**Set exercise**:
Copy every line of the records below where the word "marker" occurs.

____

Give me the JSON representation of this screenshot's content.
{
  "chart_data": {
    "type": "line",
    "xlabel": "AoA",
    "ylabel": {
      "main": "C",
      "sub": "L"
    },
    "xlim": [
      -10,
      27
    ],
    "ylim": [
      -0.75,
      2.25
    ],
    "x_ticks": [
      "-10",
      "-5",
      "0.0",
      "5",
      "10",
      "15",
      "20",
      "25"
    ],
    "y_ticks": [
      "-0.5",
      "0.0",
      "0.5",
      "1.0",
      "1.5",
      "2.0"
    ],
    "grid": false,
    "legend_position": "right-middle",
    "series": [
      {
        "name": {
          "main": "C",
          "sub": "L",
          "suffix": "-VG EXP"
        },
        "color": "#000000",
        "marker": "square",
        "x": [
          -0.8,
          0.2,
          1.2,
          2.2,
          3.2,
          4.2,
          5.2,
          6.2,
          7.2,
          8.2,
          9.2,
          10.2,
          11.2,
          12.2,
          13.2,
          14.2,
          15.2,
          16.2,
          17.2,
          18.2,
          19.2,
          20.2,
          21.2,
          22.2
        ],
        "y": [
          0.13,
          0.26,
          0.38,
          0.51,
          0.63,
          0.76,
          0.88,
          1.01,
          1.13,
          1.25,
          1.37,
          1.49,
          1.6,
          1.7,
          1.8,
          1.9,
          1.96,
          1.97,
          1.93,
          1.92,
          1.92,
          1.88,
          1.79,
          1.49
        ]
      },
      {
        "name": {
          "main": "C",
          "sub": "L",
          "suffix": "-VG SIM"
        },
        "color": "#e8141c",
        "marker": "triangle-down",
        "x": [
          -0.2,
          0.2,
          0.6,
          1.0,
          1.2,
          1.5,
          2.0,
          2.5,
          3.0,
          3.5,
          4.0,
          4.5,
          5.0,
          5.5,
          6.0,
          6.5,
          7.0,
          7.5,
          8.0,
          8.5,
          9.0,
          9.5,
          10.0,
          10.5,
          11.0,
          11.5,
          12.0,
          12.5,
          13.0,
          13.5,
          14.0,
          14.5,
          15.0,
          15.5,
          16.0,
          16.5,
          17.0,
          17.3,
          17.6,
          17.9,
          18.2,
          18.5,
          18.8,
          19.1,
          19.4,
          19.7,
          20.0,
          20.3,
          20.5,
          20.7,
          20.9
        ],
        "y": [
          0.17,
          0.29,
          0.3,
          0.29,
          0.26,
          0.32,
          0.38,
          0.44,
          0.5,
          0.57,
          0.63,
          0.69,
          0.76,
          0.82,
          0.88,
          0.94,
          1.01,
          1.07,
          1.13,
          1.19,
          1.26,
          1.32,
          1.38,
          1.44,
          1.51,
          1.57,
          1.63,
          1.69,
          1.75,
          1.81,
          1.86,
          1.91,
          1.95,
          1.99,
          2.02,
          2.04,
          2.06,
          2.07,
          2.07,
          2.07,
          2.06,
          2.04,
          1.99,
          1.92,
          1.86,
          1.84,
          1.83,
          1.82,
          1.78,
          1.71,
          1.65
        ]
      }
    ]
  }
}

____

**Result of the task**:
        "marker": "square",
        "marker": "triangle-down",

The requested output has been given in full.